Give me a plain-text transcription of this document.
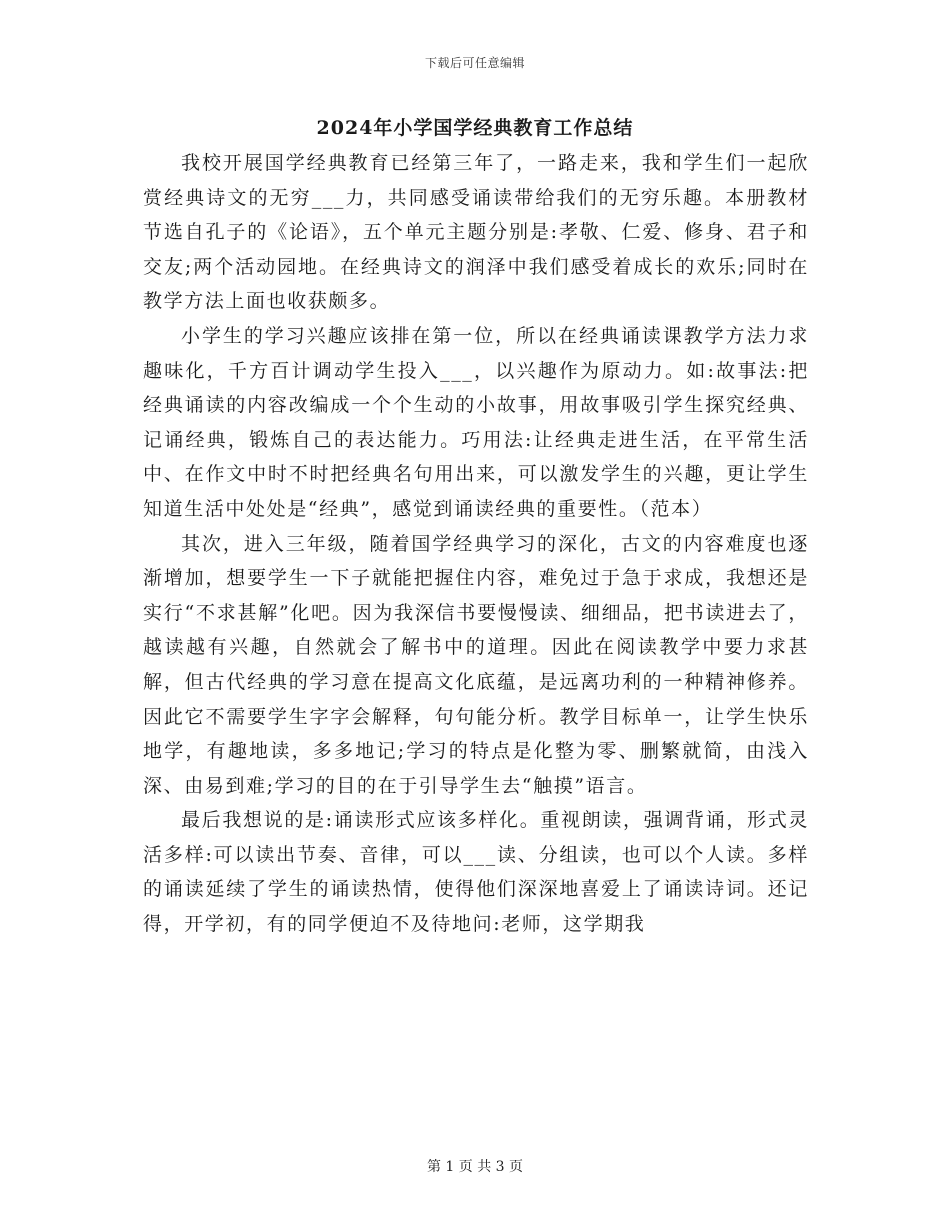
下载后可任意编辑
2024年小学国学经典教育工作总结

我校开展国学经典教育已经第三年了，一路走来，我和学生们一起欣赏经典诗文的无穷___力，共同感受诵读带给我们的无穷乐趣。本册教材节选自孔子的《论语》，五个单元主题分别是:孝敬、仁爱、修身、君子和交友;两个活动园地。在经典诗文的润泽中我们感受着成长的欢乐;同时在教学方法上面也收获颇多。

小学生的学习兴趣应该排在第一位，所以在经典诵读课教学方法力求趣味化，千方百计调动学生投入___，以兴趣作为原动力。如:故事法:把经典诵读的内容改编成一个个生动的小故事，用故事吸引学生探究经典、记诵经典，锻炼自己的表达能力。巧用法:让经典走进生活，在平常生活中、在作文中时不时把经典名句用出来，可以激发学生的兴趣，更让学生知道生活中处处是“经典”，感觉到诵读经典的重要性。（范本）

其次，进入三年级，随着国学经典学习的深化，古文的内容难度也逐渐增加，想要学生一下子就能把握住内容，难免过于急于求成，我想还是实行“不求甚解”化吧。因为我深信书要慢慢读、细细品，把书读进去了，越读越有兴趣，自然就会了解书中的道理。因此在阅读教学中要力求甚解，但古代经典的学习意在提高文化底蕴，是远离功利的一种精神修养。因此它不需要学生字字会解释，句句能分析。教学目标单一，让学生快乐地学，有趣地读，多多地记;学习的特点是化整为零、删繁就简，由浅入深、由易到难;学习的目的在于引导学生去“触摸”语言。

最后我想说的是:诵读形式应该多样化。重视朗读，强调背诵，形式灵活多样:可以读出节奏、音律，可以___读、分组读，也可以个人读。多样的诵读延续了学生的诵读热情，使得他们深深地喜爱上了诵读诗词。还记得，开学初，有的同学便迫不及待地问:老师，这学期我

第 1 页 共 3 页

◆ ◆ ◆ ◆ ◆ ◆ ◆

→ WHAT NEEDS TO BE DONE:
Without the pictures, repeat all the records word for word.

→ ANSWER BELOW:
Give me a plain-text transcription of this document.
下载后可任意编辑
2024年小学国学经典教育工作总结

我校开展国学经典教育已经第三年了，一路走来，我和学生们一起欣赏经典诗文的无穷___力，共同感受诵读带给我们的无穷乐趣。本册教材节选自孔子的《论语》，五个单元主题分别是:孝敬、仁爱、修身、君子和交友;两个活动园地。在经典诗文的润泽中我们感受着成长的欢乐;同时在教学方法上面也收获颇多。

小学生的学习兴趣应该排在第一位，所以在经典诵读课教学方法力求趣味化，千方百计调动学生投入___，以兴趣作为原动力。如:故事法:把经典诵读的内容改编成一个个生动的小故事，用故事吸引学生探究经典、记诵经典，锻炼自己的表达能力。巧用法:让经典走进生活，在平常生活中、在作文中时不时把经典名句用出来，可以激发学生的兴趣，更让学生知道生活中处处是“经典”，感觉到诵读经典的重要性。（范本）

其次，进入三年级，随着国学经典学习的深化，古文的内容难度也逐渐增加，想要学生一下子就能把握住内容，难免过于急于求成，我想还是实行“不求甚解”化吧。因为我深信书要慢慢读、细细品，把书读进去了，越读越有兴趣，自然就会了解书中的道理。因此在阅读教学中要力求甚解，但古代经典的学习意在提高文化底蕴，是远离功利的一种精神修养。因此它不需要学生字字会解释，句句能分析。教学目标单一，让学生快乐地学，有趣地读，多多地记;学习的特点是化整为零、删繁就简，由浅入深、由易到难;学习的目的在于引导学生去“触摸”语言。

最后我想说的是:诵读形式应该多样化。重视朗读，强调背诵，形式灵活多样:可以读出节奏、音律，可以___读、分组读，也可以个人读。多样的诵读延续了学生的诵读热情，使得他们深深地喜爱上了诵读诗词。还记得，开学初，有的同学便迫不及待地问:老师，这学期我

第 1 页 共 3 页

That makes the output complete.